## BEGIN Record excerpts

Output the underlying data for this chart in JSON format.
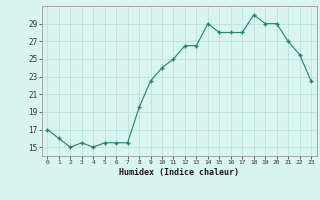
{
  "x": [
    0,
    1,
    2,
    3,
    4,
    5,
    6,
    7,
    8,
    9,
    10,
    11,
    12,
    13,
    14,
    15,
    16,
    17,
    18,
    19,
    20,
    21,
    22,
    23
  ],
  "y": [
    17,
    16,
    15,
    15.5,
    15,
    15.5,
    15.5,
    15.5,
    19.5,
    22.5,
    24,
    25,
    26.5,
    26.5,
    29,
    28,
    28,
    28,
    30,
    29,
    29,
    27,
    25.5,
    22.5
  ],
  "xlabel": "Humidex (Indice chaleur)",
  "line_color": "#2e7d6e",
  "bg_color": "#d8f5f0",
  "grid_color": "#b8ddd8",
  "xlim": [
    -0.5,
    23.5
  ],
  "ylim": [
    14,
    31
  ],
  "yticks": [
    15,
    17,
    19,
    21,
    23,
    25,
    27,
    29
  ],
  "xticks": [
    0,
    1,
    2,
    3,
    4,
    5,
    6,
    7,
    8,
    9,
    10,
    11,
    12,
    13,
    14,
    15,
    16,
    17,
    18,
    19,
    20,
    21,
    22,
    23
  ]
}
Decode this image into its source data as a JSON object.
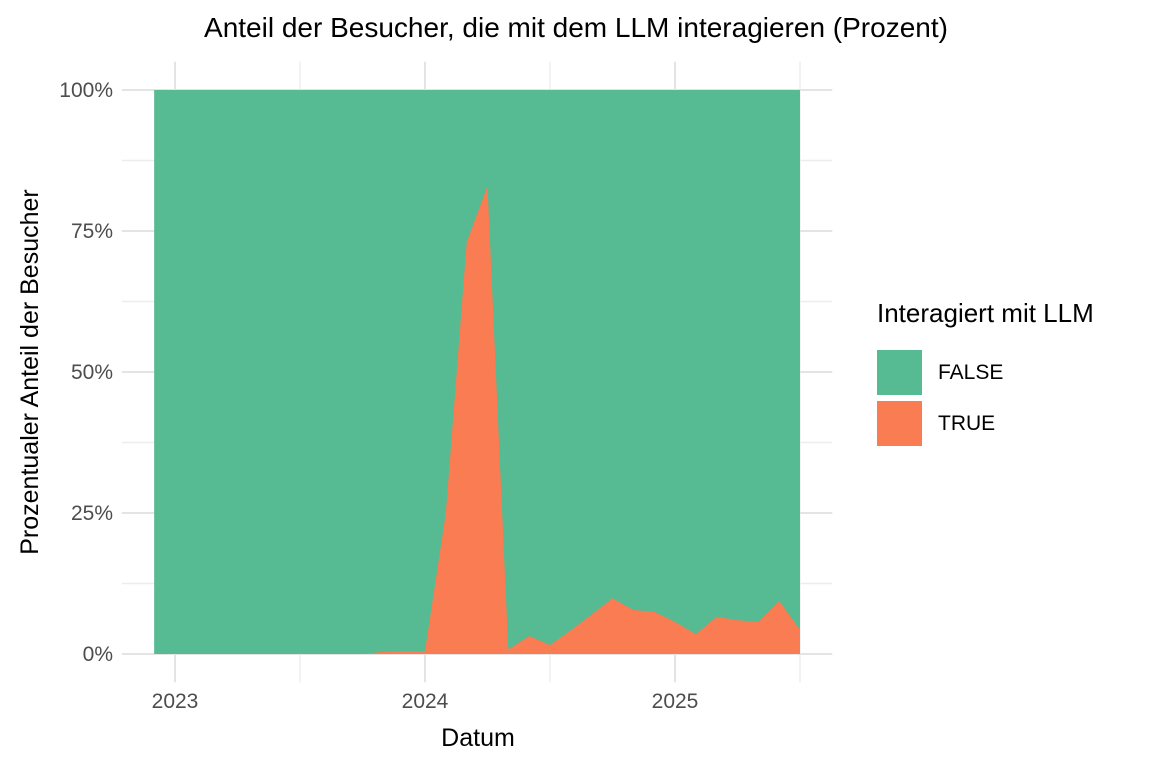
{
  "chart_data": {
    "type": "area",
    "stacked": true,
    "normalized": "percent",
    "title": "Anteil der Besucher, die mit dem LLM interagieren (Prozent)",
    "xlabel": "Datum",
    "ylabel": "Prozentualer Anteil der Besucher",
    "legend": {
      "title": "Interagiert mit LLM",
      "position": "right",
      "items": [
        {
          "label": "FALSE",
          "color": "#56BA92"
        },
        {
          "label": "TRUE",
          "color": "#F97C52"
        }
      ]
    },
    "grid": {
      "show_major": true,
      "show_minor": true,
      "major_color": "#E4E4E4",
      "minor_color": "#EDEDED",
      "background": "#FFFFFF"
    },
    "axis_text_color": "#4D4D4D",
    "months": [
      "2022-12",
      "2023-01",
      "2023-02",
      "2023-03",
      "2023-04",
      "2023-05",
      "2023-06",
      "2023-07",
      "2023-08",
      "2023-09",
      "2023-10",
      "2023-11",
      "2023-12",
      "2024-01",
      "2024-02",
      "2024-03",
      "2024-04",
      "2024-05",
      "2024-06",
      "2024-07",
      "2024-08",
      "2024-09",
      "2024-10",
      "2024-11",
      "2024-12",
      "2025-01",
      "2025-02",
      "2025-03",
      "2025-04",
      "2025-05",
      "2025-06",
      "2025-07"
    ],
    "series": [
      {
        "name": "FALSE",
        "color": "#56BA92",
        "values": [
          100,
          100,
          100,
          100,
          100,
          100,
          100,
          100,
          100,
          100,
          100,
          99.6,
          99.5,
          99.5,
          75,
          27,
          17,
          99.2,
          96.8,
          98.4,
          95.8,
          93,
          90.1,
          92.2,
          92.5,
          94.3,
          96.5,
          93.4,
          94,
          94.3,
          90.6,
          95.7
        ]
      },
      {
        "name": "TRUE",
        "color": "#F97C52",
        "values": [
          0,
          0,
          0,
          0,
          0,
          0,
          0,
          0,
          0,
          0,
          0,
          0.4,
          0.5,
          0.5,
          25,
          73,
          83,
          0.8,
          3.2,
          1.6,
          4.2,
          7,
          9.9,
          7.8,
          7.5,
          5.7,
          3.5,
          6.6,
          6,
          5.7,
          9.4,
          4.3
        ]
      }
    ],
    "x_axis": {
      "range": [
        2022.9167,
        2025.5
      ],
      "ticks": [
        {
          "t": 2023,
          "label": "2023"
        },
        {
          "t": 2024,
          "label": "2024"
        },
        {
          "t": 2025,
          "label": "2025"
        }
      ],
      "minor_ticks": [
        2023.5,
        2024.5,
        2025.5
      ]
    },
    "y_axis": {
      "range": [
        0,
        100
      ],
      "unit": "percent",
      "ticks": [
        {
          "v": 0,
          "label": "0%"
        },
        {
          "v": 25,
          "label": "25%"
        },
        {
          "v": 50,
          "label": "50%"
        },
        {
          "v": 75,
          "label": "75%"
        },
        {
          "v": 100,
          "label": "100%"
        }
      ],
      "minor_ticks": [
        12.5,
        37.5,
        62.5,
        87.5
      ]
    }
  }
}
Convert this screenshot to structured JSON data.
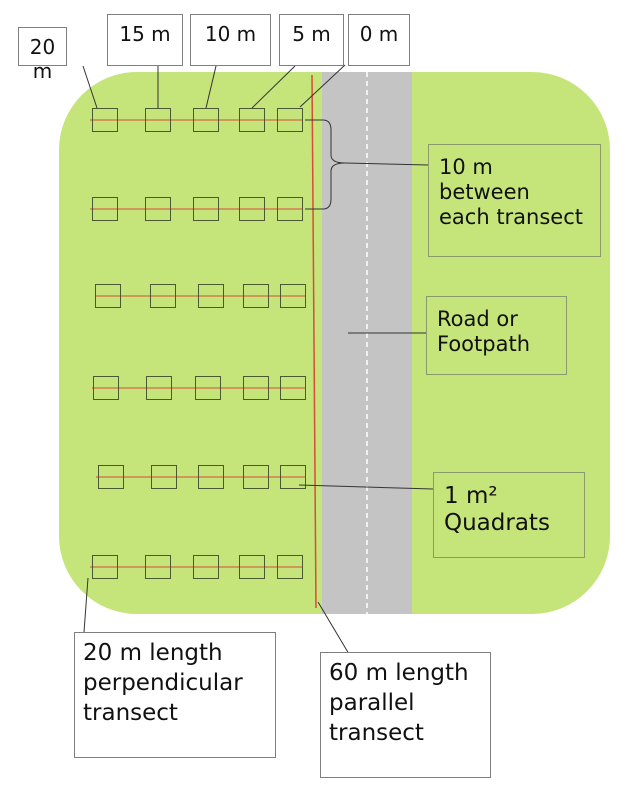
{
  "colors": {
    "field": "#c5e57a",
    "road": "#c4c4c4",
    "transect_line": "#d94b3a",
    "quadrat_border": "#3d4a2a",
    "leader_line": "#333333"
  },
  "distance_labels": [
    "20 m",
    "15 m",
    "10 m",
    "5 m",
    "0 m"
  ],
  "callouts": {
    "between": [
      "10 m",
      "between",
      "each transect"
    ],
    "road": [
      "Road or",
      "Footpath"
    ],
    "quadrats": [
      "1 m²",
      "Quadrats"
    ],
    "perpendicular": [
      "20 m length",
      "perpendicular",
      "transect"
    ],
    "parallel": [
      "60 m length",
      "parallel",
      "transect"
    ]
  },
  "transects": {
    "perpendicular_count": 6,
    "quadrats_per_transect": 5
  }
}
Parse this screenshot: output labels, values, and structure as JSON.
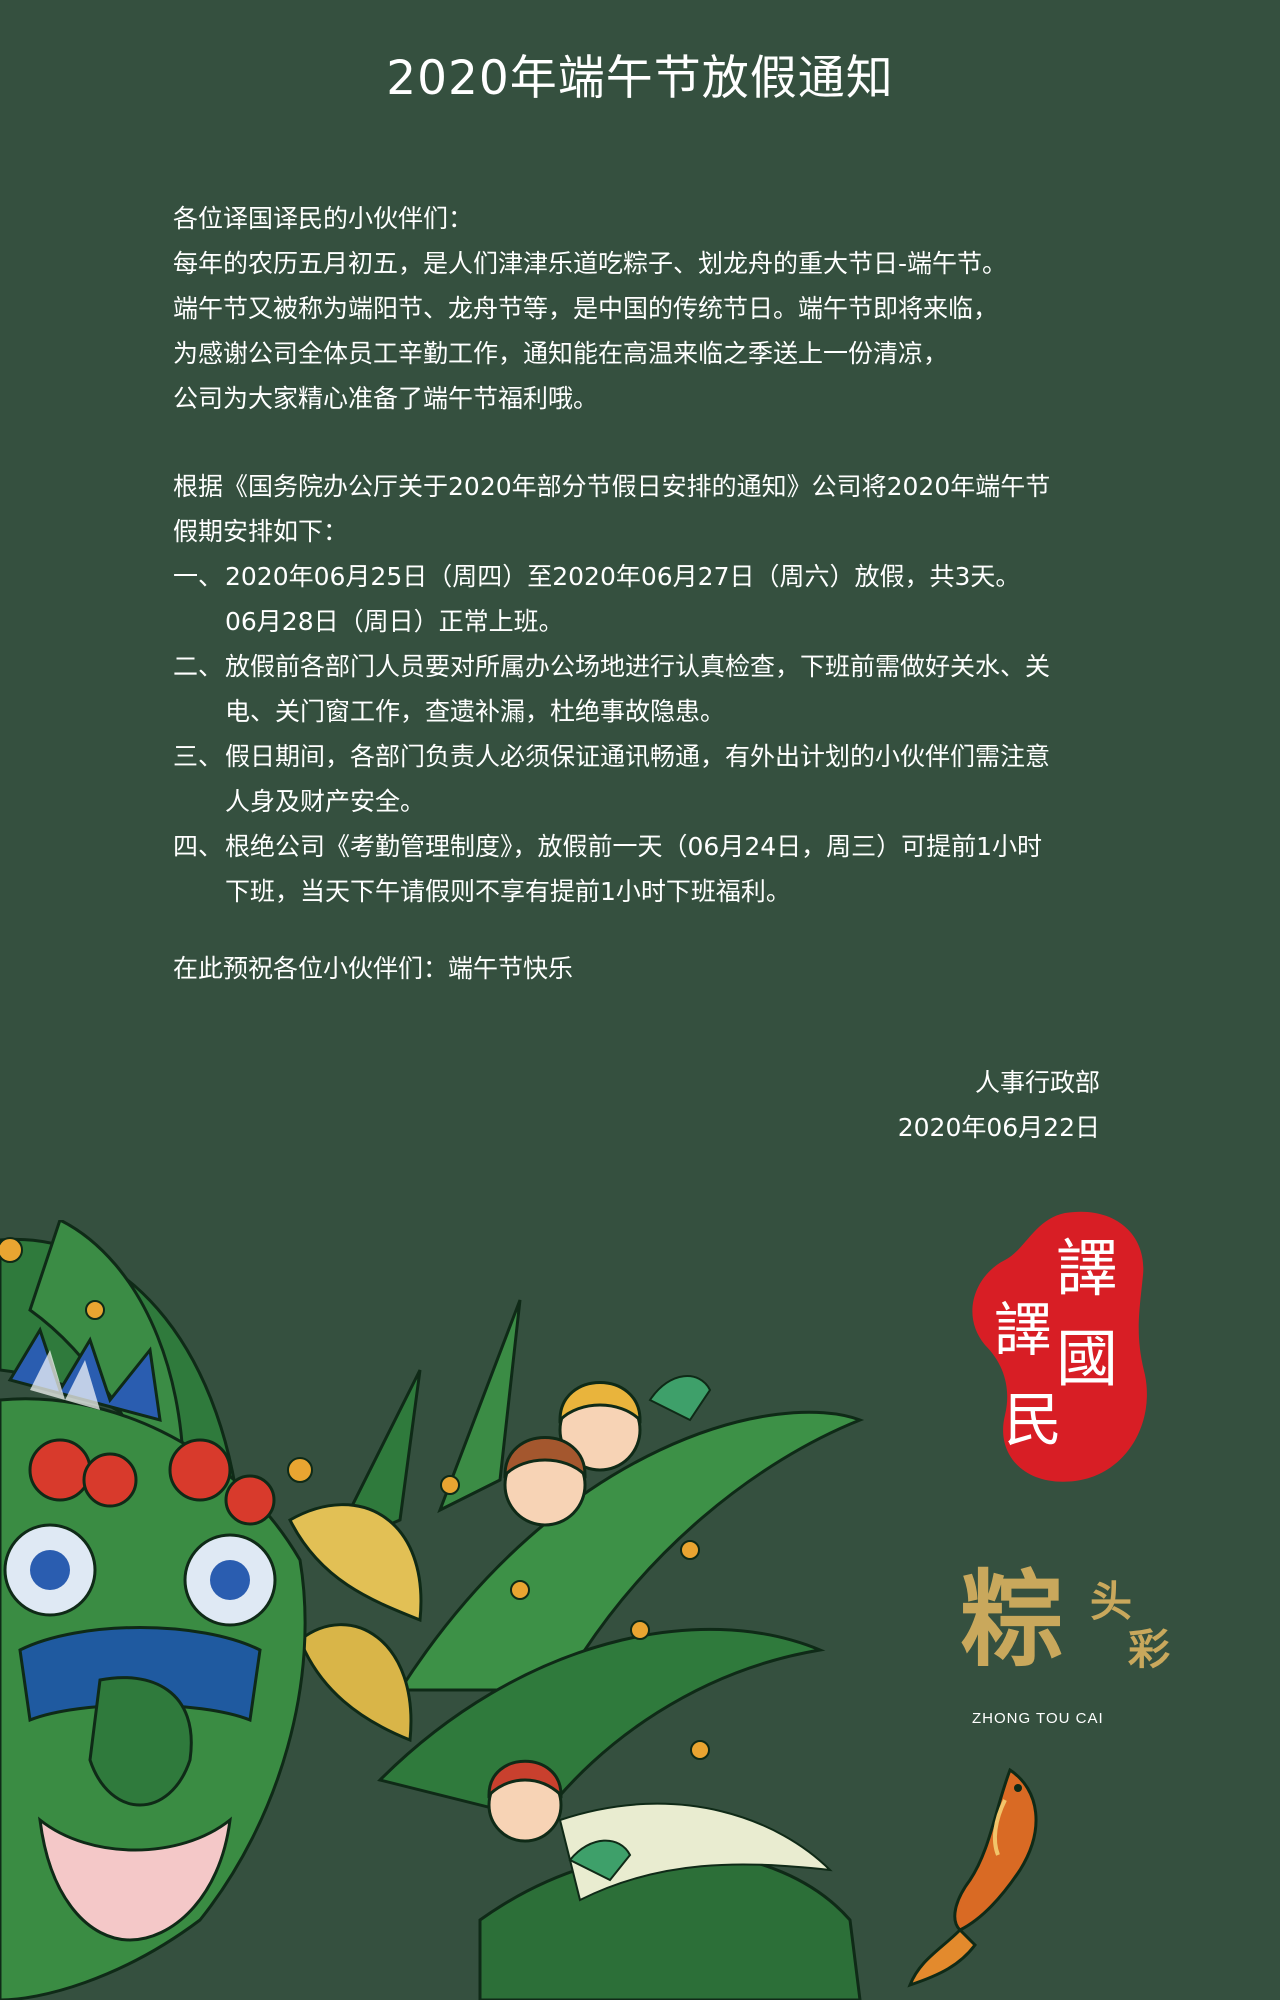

## END Record excerpts

▶ What you have to do: List each line of the records that holds the string "title".

▶ Output of the task:
    "title": "Anteil der Besucher, die mit dem LLM interagieren (Prozent)",
      "title": "Interagiert mit LLM",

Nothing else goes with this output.